═══ RECORDS SUPPLIED

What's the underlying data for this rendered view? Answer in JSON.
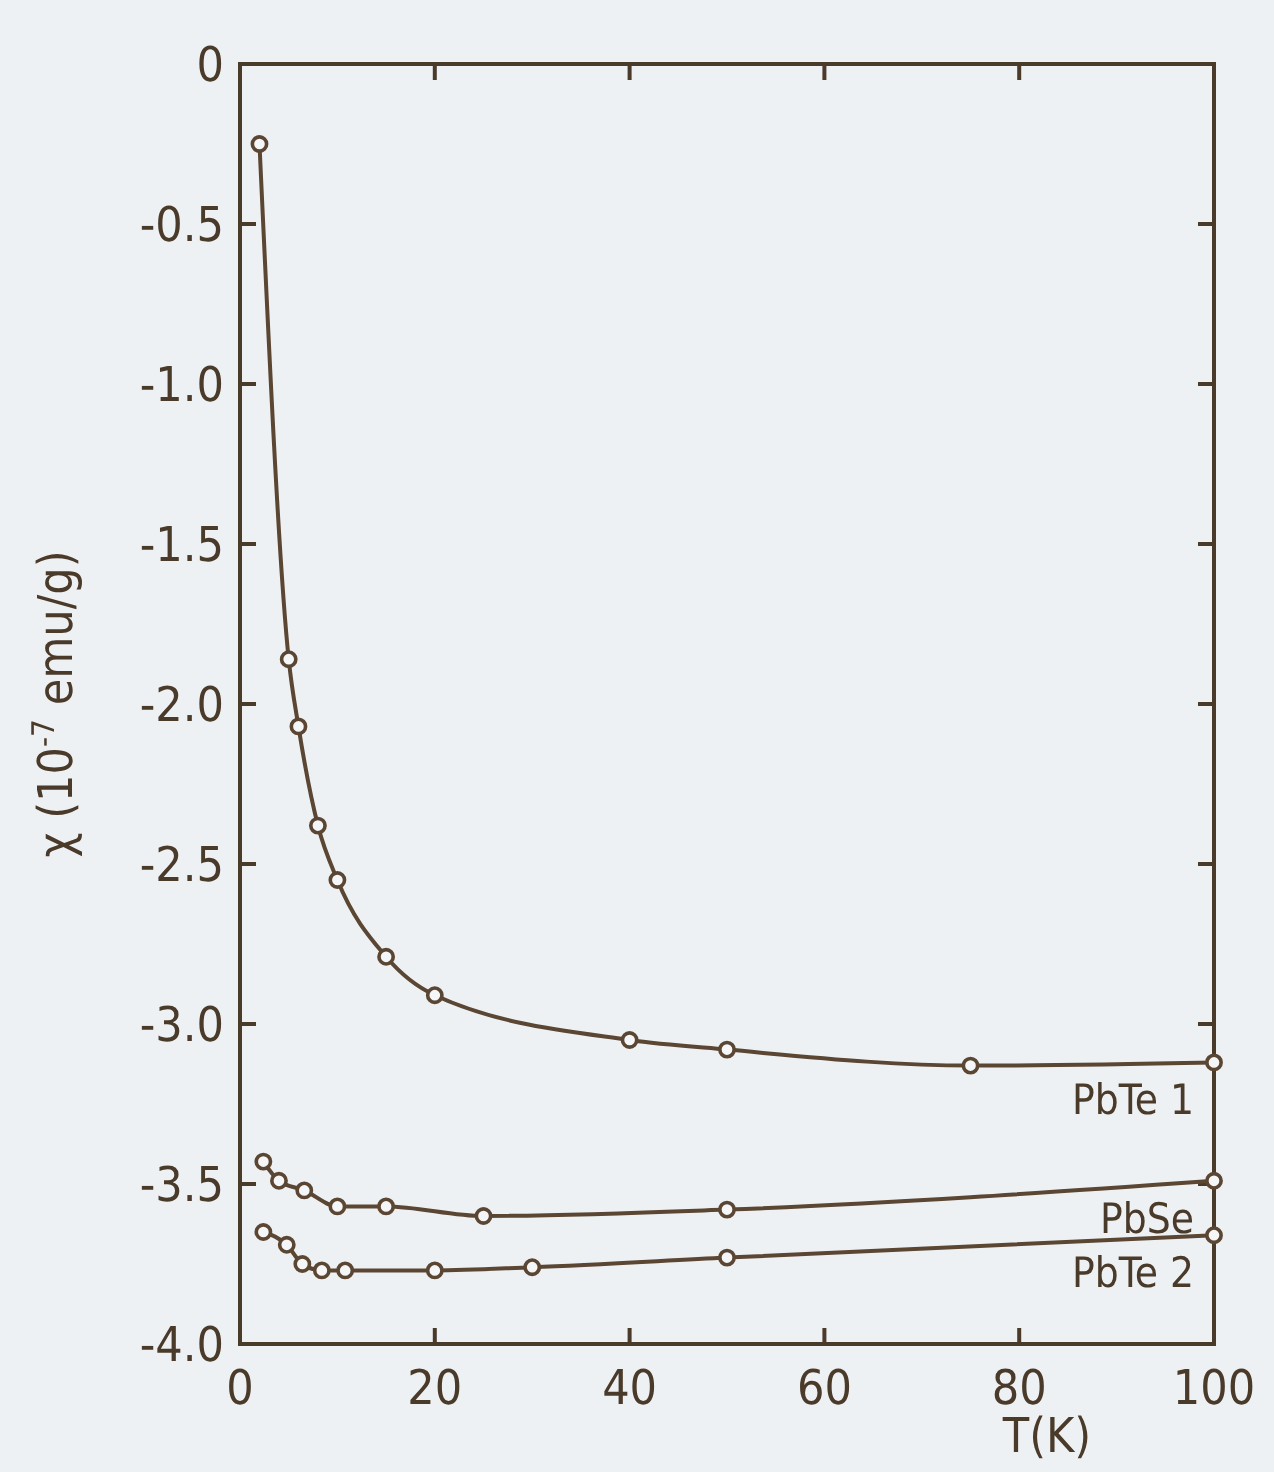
{
  "chart_data": {
    "type": "line",
    "xlabel": "T(K)",
    "ylabel": "χ (10$^{-7}$ emu/g)",
    "xlim": [
      0,
      100
    ],
    "xticks": [
      0,
      20,
      40,
      60,
      80,
      100
    ],
    "ylim": [
      -4.0,
      0
    ],
    "yticks": [
      0,
      {
        "value": -0.5,
        "label": "-0.5"
      },
      {
        "value": -1.0,
        "label": "-1.0"
      },
      {
        "value": -1.5,
        "label": "-1.5"
      },
      {
        "value": -2.0,
        "label": "-2.0"
      },
      {
        "value": -2.5,
        "label": "-2.5"
      },
      {
        "value": -3.0,
        "label": "-3.0"
      },
      {
        "value": -3.5,
        "label": "-3.5"
      },
      {
        "value": -4.0,
        "label": "-4.0"
      }
    ],
    "grid": false,
    "legend": "right",
    "marker": "circle",
    "line_style": "solid",
    "series": [
      {
        "name": "PbTe 1",
        "color": "#5a4632",
        "x": [
          2,
          5,
          6,
          8,
          10,
          15,
          20,
          40,
          50,
          75,
          100
        ],
        "values": [
          -0.25,
          -1.86,
          -2.07,
          -2.38,
          -2.55,
          -2.79,
          -2.91,
          -3.05,
          -3.08,
          -3.13,
          -3.12
        ]
      },
      {
        "name": "PbSe",
        "color": "#5a4632",
        "x": [
          2.4,
          4,
          6.6,
          10,
          15,
          25,
          50,
          100
        ],
        "values": [
          -3.43,
          -3.49,
          -3.52,
          -3.57,
          -3.57,
          -3.6,
          -3.58,
          -3.49
        ]
      },
      {
        "name": "PbTe 2",
        "color": "#5a4632",
        "x": [
          2.4,
          4.8,
          6.4,
          8.4,
          10.8,
          20,
          30,
          50,
          100
        ],
        "values": [
          -3.65,
          -3.69,
          -3.75,
          -3.77,
          -3.77,
          -3.77,
          -3.76,
          -3.73,
          -3.66
        ]
      }
    ]
  }
}
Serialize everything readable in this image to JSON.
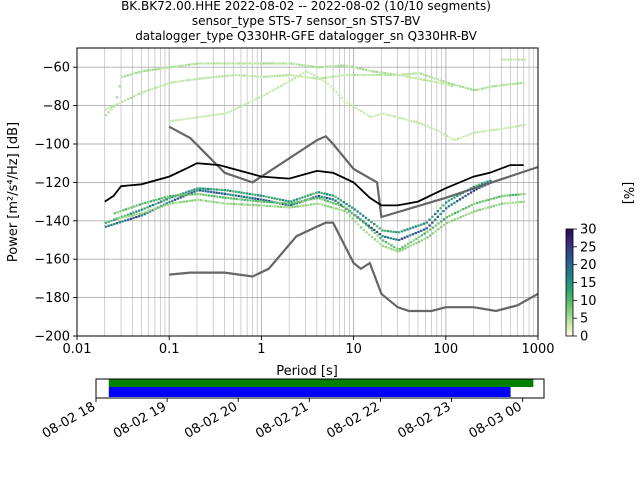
{
  "chart_data": [
    {
      "type": "heatmap",
      "title_lines": [
        "BK.BK72.00.HHE   2022-08-02 -- 2022-08-02  (10/10 segments)",
        "sensor_type STS-7 sensor_sn STS7-BV",
        "datalogger_type Q330HR-GFE datalogger_sn Q330HR-BV"
      ],
      "xlabel": "Period [s]",
      "ylabel": "Power [m²/s⁴/Hz] [dB]",
      "xscale": "log",
      "xlim": [
        0.01,
        1000
      ],
      "ylim": [
        -200,
        -50
      ],
      "xtick_labels": [
        "0.01",
        "0.1",
        "1",
        "10",
        "100",
        "1000"
      ],
      "ytick_labels": [
        "-200",
        "-180",
        "-160",
        "-140",
        "-120",
        "-100",
        "-80",
        "-60"
      ],
      "grid": true,
      "colorbar": {
        "label": "[%]",
        "range": [
          0,
          30
        ],
        "tick_labels": [
          "0",
          "5",
          "10",
          "15",
          "20",
          "25",
          "30"
        ]
      },
      "noise_models": {
        "high": [
          [
            0.1,
            -91
          ],
          [
            0.17,
            -97
          ],
          [
            0.4,
            -115
          ],
          [
            0.8,
            -120
          ],
          [
            4,
            -98
          ],
          [
            5,
            -96
          ],
          [
            6,
            -100
          ],
          [
            10,
            -113
          ],
          [
            18,
            -120
          ],
          [
            20,
            -138
          ],
          [
            100,
            -128
          ],
          [
            1000,
            -112
          ]
        ],
        "low": [
          [
            0.1,
            -168
          ],
          [
            0.17,
            -167
          ],
          [
            0.4,
            -167
          ],
          [
            0.8,
            -169
          ],
          [
            1.2,
            -165
          ],
          [
            2.4,
            -148
          ],
          [
            4,
            -143
          ],
          [
            5,
            -141
          ],
          [
            6,
            -141
          ],
          [
            10,
            -162
          ],
          [
            12,
            -165
          ],
          [
            15,
            -162
          ],
          [
            20,
            -178
          ],
          [
            30,
            -185
          ],
          [
            40,
            -187
          ],
          [
            70,
            -187
          ],
          [
            100,
            -185
          ],
          [
            200,
            -185
          ],
          [
            350,
            -187
          ],
          [
            600,
            -184
          ],
          [
            1000,
            -178
          ]
        ]
      },
      "mean_curve": [
        [
          0.02,
          -130
        ],
        [
          0.025,
          -127
        ],
        [
          0.03,
          -122
        ],
        [
          0.05,
          -121
        ],
        [
          0.1,
          -117
        ],
        [
          0.15,
          -113
        ],
        [
          0.2,
          -110
        ],
        [
          0.35,
          -111
        ],
        [
          0.5,
          -113
        ],
        [
          1,
          -117
        ],
        [
          2,
          -118
        ],
        [
          4,
          -114
        ],
        [
          6,
          -115
        ],
        [
          10,
          -120
        ],
        [
          15,
          -128
        ],
        [
          20,
          -132
        ],
        [
          30,
          -132
        ],
        [
          50,
          -130
        ],
        [
          100,
          -123
        ],
        [
          200,
          -117
        ],
        [
          300,
          -115
        ],
        [
          500,
          -111
        ],
        [
          700,
          -111
        ]
      ],
      "density_bands": [
        {
          "percent": 25,
          "points": [
            [
              0.02,
              -143
            ],
            [
              0.05,
              -137
            ],
            [
              0.1,
              -130
            ],
            [
              0.2,
              -124
            ],
            [
              0.4,
              -126
            ],
            [
              1,
              -129
            ],
            [
              2,
              -132
            ],
            [
              4,
              -127
            ],
            [
              6,
              -129
            ],
            [
              10,
              -137
            ],
            [
              20,
              -148
            ],
            [
              30,
              -150
            ],
            [
              60,
              -144
            ],
            [
              100,
              -133
            ],
            [
              200,
              -124
            ],
            [
              300,
              -120
            ]
          ]
        },
        {
          "percent": 18,
          "points": [
            [
              0.02,
              -141
            ],
            [
              0.05,
              -134
            ],
            [
              0.1,
              -128
            ],
            [
              0.2,
              -123
            ],
            [
              0.4,
              -124
            ],
            [
              1,
              -127
            ],
            [
              2,
              -130
            ],
            [
              4,
              -125
            ],
            [
              6,
              -127
            ],
            [
              10,
              -134
            ],
            [
              20,
              -145
            ],
            [
              30,
              -146
            ],
            [
              60,
              -141
            ],
            [
              100,
              -130
            ],
            [
              200,
              -122
            ],
            [
              300,
              -119
            ]
          ]
        },
        {
          "percent": 12,
          "points": [
            [
              0.025,
              -136
            ],
            [
              0.05,
              -131
            ],
            [
              0.1,
              -127
            ],
            [
              0.2,
              -126
            ],
            [
              0.4,
              -128
            ],
            [
              1,
              -130
            ],
            [
              2,
              -131
            ],
            [
              4,
              -128
            ],
            [
              8,
              -133
            ],
            [
              12,
              -140
            ],
            [
              20,
              -150
            ],
            [
              30,
              -155
            ],
            [
              60,
              -146
            ],
            [
              100,
              -138
            ],
            [
              200,
              -131
            ],
            [
              400,
              -127
            ],
            [
              700,
              -126
            ]
          ]
        },
        {
          "percent": 8,
          "points": [
            [
              0.025,
              -139
            ],
            [
              0.05,
              -136
            ],
            [
              0.1,
              -131
            ],
            [
              0.2,
              -129
            ],
            [
              0.4,
              -131
            ],
            [
              1,
              -132
            ],
            [
              2,
              -133
            ],
            [
              4,
              -131
            ],
            [
              8,
              -135
            ],
            [
              12,
              -144
            ],
            [
              20,
              -153
            ],
            [
              30,
              -156
            ],
            [
              60,
              -149
            ],
            [
              100,
              -141
            ],
            [
              200,
              -135
            ],
            [
              400,
              -131
            ],
            [
              700,
              -130
            ]
          ]
        },
        {
          "percent": 6,
          "points": [
            [
              0.02,
              -85
            ],
            [
              0.025,
              -80
            ],
            [
              0.03,
              -65
            ],
            [
              0.05,
              -62
            ],
            [
              0.1,
              -60
            ],
            [
              0.2,
              -58
            ],
            [
              0.4,
              -58
            ],
            [
              1,
              -58
            ],
            [
              2,
              -58
            ],
            [
              4,
              -60
            ],
            [
              8,
              -59
            ],
            [
              15,
              -62
            ],
            [
              30,
              -64
            ],
            [
              50,
              -63
            ],
            [
              100,
              -68
            ],
            [
              200,
              -72
            ],
            [
              300,
              -70
            ],
            [
              700,
              -68
            ]
          ]
        },
        {
          "percent": 5,
          "points": [
            [
              0.02,
              -82
            ],
            [
              0.05,
              -73
            ],
            [
              0.1,
              -68
            ],
            [
              0.2,
              -66
            ],
            [
              0.5,
              -64
            ],
            [
              1,
              -65
            ],
            [
              2,
              -64
            ],
            [
              4,
              -66
            ],
            [
              8,
              -64
            ],
            [
              20,
              -64
            ],
            [
              30,
              -64
            ],
            [
              80,
              -68
            ],
            [
              120,
              -70
            ]
          ]
        },
        {
          "percent": 4,
          "points": [
            [
              0.1,
              -88
            ],
            [
              0.2,
              -86
            ],
            [
              0.4,
              -84
            ],
            [
              1,
              -75
            ],
            [
              2,
              -67
            ],
            [
              3,
              -62
            ],
            [
              5,
              -68
            ],
            [
              8,
              -78
            ],
            [
              15,
              -86
            ],
            [
              20,
              -84
            ],
            [
              50,
              -89
            ],
            [
              80,
              -93
            ],
            [
              120,
              -98
            ],
            [
              200,
              -94
            ],
            [
              400,
              -92
            ],
            [
              700,
              -90
            ]
          ]
        },
        {
          "percent": 4,
          "points": [
            [
              400,
              -56
            ],
            [
              500,
              -56
            ],
            [
              700,
              -56
            ]
          ]
        }
      ],
      "legend": null
    },
    {
      "type": "timeline",
      "xtick_labels": [
        "08-02 18",
        "08-02 19",
        "08-02 20",
        "08-02 21",
        "08-02 22",
        "08-02 23",
        "08-03 00"
      ],
      "x_start_hours": 0.0,
      "x_end_hours": 6.3,
      "bars": [
        {
          "name": "data",
          "start_hours": 0.18,
          "end_hours": 6.15,
          "color": "#008000"
        },
        {
          "name": "psd",
          "start_hours": 0.18,
          "end_hours": 5.83,
          "color": "#0000ff"
        }
      ]
    }
  ],
  "colors": {
    "noise_model": "#666666",
    "mean": "#000000",
    "grid": "#b0b0b0",
    "colormap": [
      "#fffde4",
      "#b8e3a0",
      "#6cc46a",
      "#2ea273",
      "#21808c",
      "#2b5a8d",
      "#3d2e7f",
      "#2a0a52"
    ]
  }
}
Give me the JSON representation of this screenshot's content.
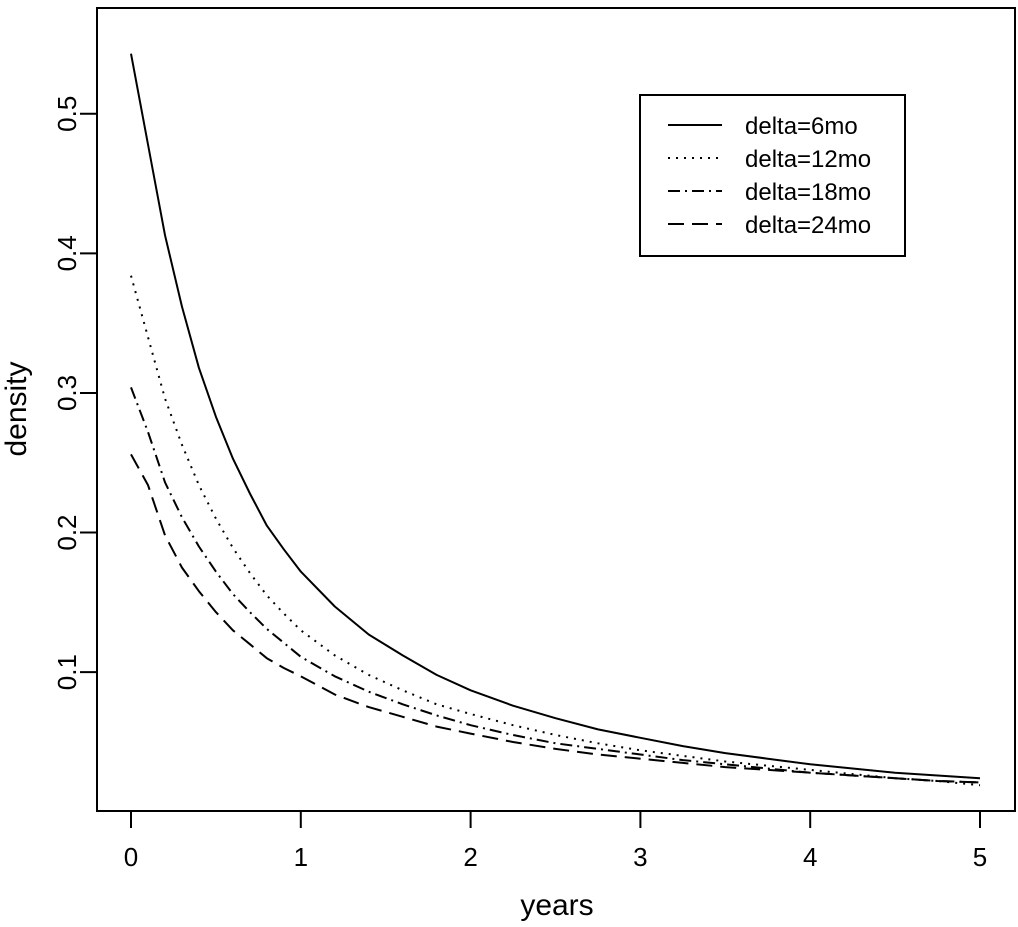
{
  "chart_data": {
    "type": "line",
    "title": "",
    "xlabel": "years",
    "ylabel": "density",
    "xlim": [
      0,
      5
    ],
    "ylim": [
      0.012,
      0.56
    ],
    "x_ticks": [
      0,
      1,
      2,
      3,
      4,
      5
    ],
    "y_ticks": [
      0.1,
      0.2,
      0.3,
      0.4,
      0.5
    ],
    "grid": false,
    "legend_position": "top-right",
    "x": [
      0,
      0.1,
      0.2,
      0.3,
      0.4,
      0.5,
      0.6,
      0.7,
      0.8,
      0.9,
      1.0,
      1.2,
      1.4,
      1.6,
      1.8,
      2.0,
      2.25,
      2.5,
      2.75,
      3.0,
      3.25,
      3.5,
      3.75,
      4.0,
      4.25,
      4.5,
      4.75,
      5.0
    ],
    "series": [
      {
        "name": "delta=6mo",
        "style": "solid",
        "values": [
          0.543,
          0.478,
          0.413,
          0.362,
          0.318,
          0.283,
          0.253,
          0.228,
          0.205,
          0.188,
          0.172,
          0.147,
          0.127,
          0.112,
          0.098,
          0.087,
          0.076,
          0.067,
          0.059,
          0.053,
          0.047,
          0.042,
          0.038,
          0.034,
          0.031,
          0.028,
          0.026,
          0.024
        ]
      },
      {
        "name": "delta=12mo",
        "style": "dotted",
        "values": [
          0.384,
          0.34,
          0.296,
          0.263,
          0.234,
          0.21,
          0.189,
          0.171,
          0.155,
          0.142,
          0.13,
          0.112,
          0.098,
          0.087,
          0.077,
          0.07,
          0.062,
          0.055,
          0.049,
          0.044,
          0.04,
          0.036,
          0.033,
          0.03,
          0.027,
          0.024,
          0.022,
          0.019
        ]
      },
      {
        "name": "delta=18mo",
        "style": "dash-dot",
        "values": [
          0.304,
          0.272,
          0.236,
          0.211,
          0.19,
          0.172,
          0.156,
          0.143,
          0.131,
          0.121,
          0.111,
          0.097,
          0.086,
          0.077,
          0.069,
          0.062,
          0.055,
          0.049,
          0.045,
          0.041,
          0.037,
          0.034,
          0.031,
          0.028,
          0.026,
          0.024,
          0.022,
          0.021
        ]
      },
      {
        "name": "delta=24mo",
        "style": "dashed",
        "values": [
          0.256,
          0.234,
          0.198,
          0.175,
          0.158,
          0.143,
          0.13,
          0.12,
          0.11,
          0.103,
          0.097,
          0.084,
          0.075,
          0.068,
          0.061,
          0.056,
          0.05,
          0.045,
          0.041,
          0.038,
          0.035,
          0.032,
          0.03,
          0.028,
          0.026,
          0.024,
          0.022,
          0.021
        ]
      }
    ]
  }
}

══════

- EXERCISE: Gather up, from the records above, each line where the word "this" appears.

- SOLUTION TO THE EXERCISE:
What's the underlying data for this rendered view? Answer in JSON.
Serialize everything readable in this image to JSON.
Give me the JSON representation of this screenshot's content.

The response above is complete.